#### Required task
Look through the material below. Copy every line with the string "offset" in it.
────────────────────
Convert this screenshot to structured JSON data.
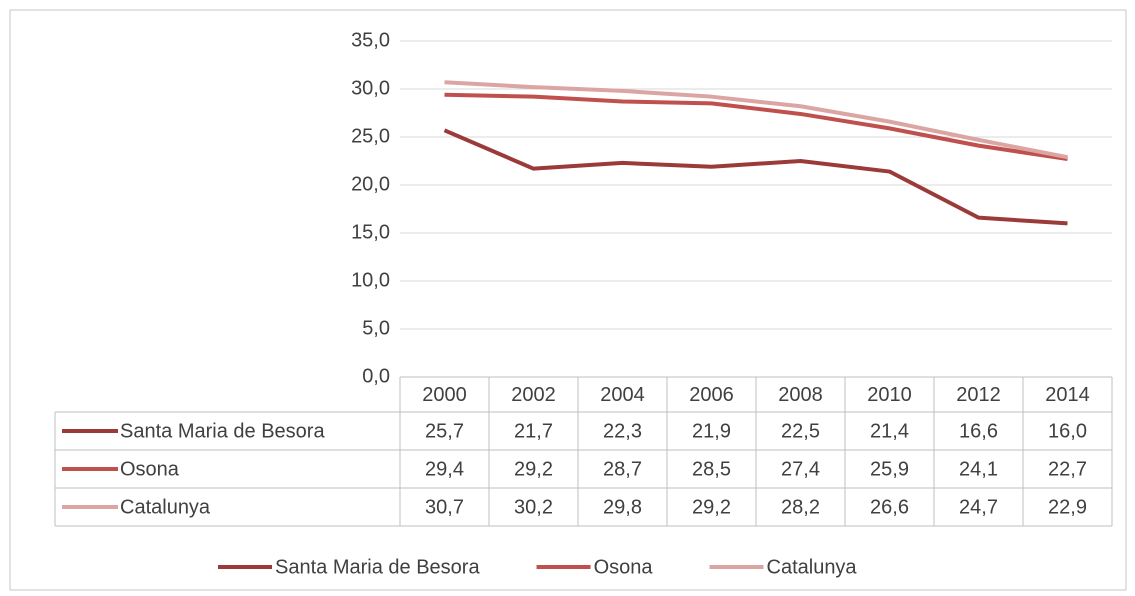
{
  "chart_data": {
    "type": "line",
    "categories": [
      "2000",
      "2002",
      "2004",
      "2006",
      "2008",
      "2010",
      "2012",
      "2014"
    ],
    "series": [
      {
        "name": "Santa Maria de Besora",
        "color": "#9b3b39",
        "values": [
          25.7,
          21.7,
          22.3,
          21.9,
          22.5,
          21.4,
          16.6,
          16.0
        ],
        "value_labels": [
          "25,7",
          "21,7",
          "22,3",
          "21,9",
          "22,5",
          "21,4",
          "16,6",
          "16,0"
        ]
      },
      {
        "name": "Osona",
        "color": "#c0504d",
        "values": [
          29.4,
          29.2,
          28.7,
          28.5,
          27.4,
          25.9,
          24.1,
          22.7
        ],
        "value_labels": [
          "29,4",
          "29,2",
          "28,7",
          "28,5",
          "27,4",
          "25,9",
          "24,1",
          "22,7"
        ]
      },
      {
        "name": "Catalunya",
        "color": "#dba5a4",
        "values": [
          30.7,
          30.2,
          29.8,
          29.2,
          28.2,
          26.6,
          24.7,
          22.9
        ],
        "value_labels": [
          "30,7",
          "30,2",
          "29,8",
          "29,2",
          "28,2",
          "26,6",
          "24,7",
          "22,9"
        ]
      }
    ],
    "ylim": [
      0,
      35
    ],
    "yticks": [
      {
        "value": 0,
        "label": "0,0"
      },
      {
        "value": 5,
        "label": "5,0"
      },
      {
        "value": 10,
        "label": "10,0"
      },
      {
        "value": 15,
        "label": "15,0"
      },
      {
        "value": 20,
        "label": "20,0"
      },
      {
        "value": 25,
        "label": "25,0"
      },
      {
        "value": 30,
        "label": "30,0"
      },
      {
        "value": 35,
        "label": "35,0"
      }
    ],
    "grid": true,
    "legend": "bottom"
  }
}
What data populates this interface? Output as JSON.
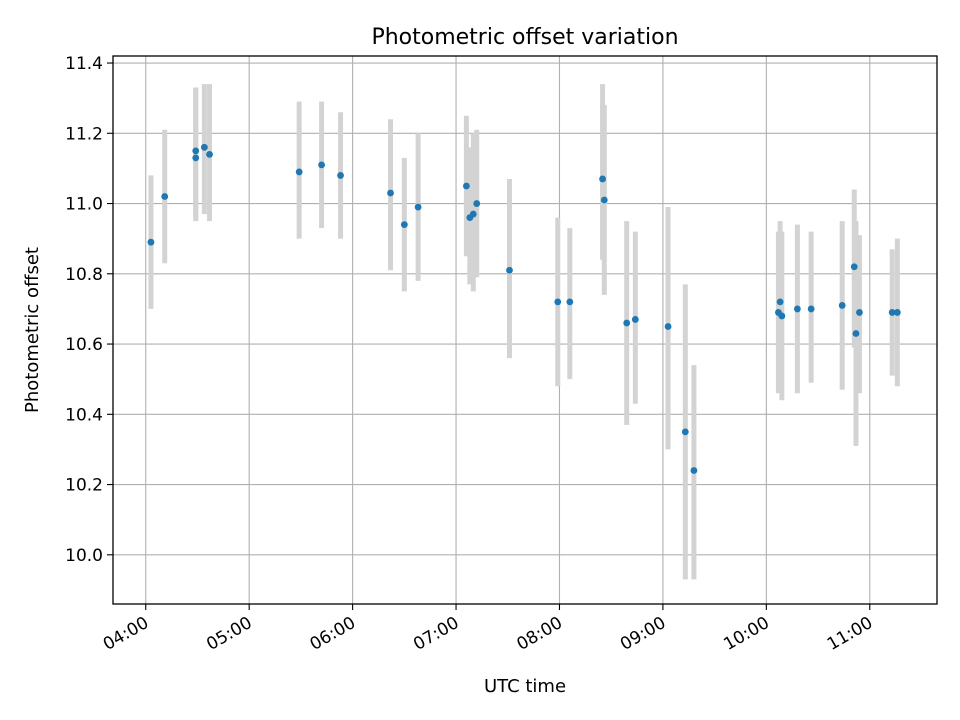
{
  "chart_data": {
    "type": "scatter",
    "title": "Photometric offset variation",
    "xlabel": "UTC time",
    "ylabel": "Photometric offset",
    "x_ticks": [
      "04:00",
      "05:00",
      "06:00",
      "07:00",
      "08:00",
      "09:00",
      "10:00",
      "11:00"
    ],
    "y_ticks": [
      "10.0",
      "10.2",
      "10.4",
      "10.6",
      "10.8",
      "11.0",
      "11.2",
      "11.4"
    ],
    "xlim": [
      "03:41",
      "11:39"
    ],
    "ylim": [
      9.86,
      11.42
    ],
    "grid": true,
    "colors": {
      "point": "#1f77b4",
      "errorbar": "#d3d3d3",
      "grid": "#b0b0b0"
    },
    "points": [
      {
        "time": "04:03",
        "y": 10.89,
        "ylow": 10.7,
        "yhigh": 11.08
      },
      {
        "time": "04:11",
        "y": 11.02,
        "ylow": 10.83,
        "yhigh": 11.21
      },
      {
        "time": "04:29",
        "y": 11.13,
        "ylow": 10.95,
        "yhigh": 11.33
      },
      {
        "time": "04:29",
        "y": 11.15,
        "ylow": 10.96,
        "yhigh": 11.33
      },
      {
        "time": "04:34",
        "y": 11.16,
        "ylow": 10.97,
        "yhigh": 11.34
      },
      {
        "time": "04:37",
        "y": 11.14,
        "ylow": 10.95,
        "yhigh": 11.34
      },
      {
        "time": "05:29",
        "y": 11.09,
        "ylow": 10.9,
        "yhigh": 11.29
      },
      {
        "time": "05:42",
        "y": 11.11,
        "ylow": 10.93,
        "yhigh": 11.29
      },
      {
        "time": "05:53",
        "y": 11.08,
        "ylow": 10.9,
        "yhigh": 11.26
      },
      {
        "time": "06:22",
        "y": 11.03,
        "ylow": 10.81,
        "yhigh": 11.24
      },
      {
        "time": "06:30",
        "y": 10.94,
        "ylow": 10.75,
        "yhigh": 11.13
      },
      {
        "time": "06:38",
        "y": 10.99,
        "ylow": 10.78,
        "yhigh": 11.2
      },
      {
        "time": "07:06",
        "y": 11.05,
        "ylow": 10.85,
        "yhigh": 11.25
      },
      {
        "time": "07:08",
        "y": 10.96,
        "ylow": 10.77,
        "yhigh": 11.16
      },
      {
        "time": "07:10",
        "y": 10.97,
        "ylow": 10.75,
        "yhigh": 11.2
      },
      {
        "time": "07:12",
        "y": 11.0,
        "ylow": 10.79,
        "yhigh": 11.21
      },
      {
        "time": "07:31",
        "y": 10.81,
        "ylow": 10.56,
        "yhigh": 11.07
      },
      {
        "time": "07:59",
        "y": 10.72,
        "ylow": 10.48,
        "yhigh": 10.96
      },
      {
        "time": "08:06",
        "y": 10.72,
        "ylow": 10.5,
        "yhigh": 10.93
      },
      {
        "time": "08:25",
        "y": 11.07,
        "ylow": 10.84,
        "yhigh": 11.34
      },
      {
        "time": "08:26",
        "y": 11.01,
        "ylow": 10.74,
        "yhigh": 11.28
      },
      {
        "time": "08:39",
        "y": 10.66,
        "ylow": 10.37,
        "yhigh": 10.95
      },
      {
        "time": "08:44",
        "y": 10.67,
        "ylow": 10.43,
        "yhigh": 10.92
      },
      {
        "time": "09:03",
        "y": 10.65,
        "ylow": 10.3,
        "yhigh": 10.99
      },
      {
        "time": "09:13",
        "y": 10.35,
        "ylow": 9.93,
        "yhigh": 10.77
      },
      {
        "time": "09:18",
        "y": 10.24,
        "ylow": 9.93,
        "yhigh": 10.54
      },
      {
        "time": "10:07",
        "y": 10.69,
        "ylow": 10.46,
        "yhigh": 10.92
      },
      {
        "time": "10:08",
        "y": 10.72,
        "ylow": 10.49,
        "yhigh": 10.95
      },
      {
        "time": "10:09",
        "y": 10.68,
        "ylow": 10.44,
        "yhigh": 10.92
      },
      {
        "time": "10:18",
        "y": 10.7,
        "ylow": 10.46,
        "yhigh": 10.94
      },
      {
        "time": "10:26",
        "y": 10.7,
        "ylow": 10.49,
        "yhigh": 10.92
      },
      {
        "time": "10:44",
        "y": 10.71,
        "ylow": 10.47,
        "yhigh": 10.95
      },
      {
        "time": "10:51",
        "y": 10.82,
        "ylow": 10.59,
        "yhigh": 11.04
      },
      {
        "time": "10:52",
        "y": 10.63,
        "ylow": 10.31,
        "yhigh": 10.95
      },
      {
        "time": "10:54",
        "y": 10.69,
        "ylow": 10.46,
        "yhigh": 10.91
      },
      {
        "time": "11:13",
        "y": 10.69,
        "ylow": 10.51,
        "yhigh": 10.87
      },
      {
        "time": "11:16",
        "y": 10.69,
        "ylow": 10.48,
        "yhigh": 10.9
      }
    ]
  }
}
────────────────────
#### Result of this task
    "title": "Photometric offset variation",
    "ylabel": "Photometric offset",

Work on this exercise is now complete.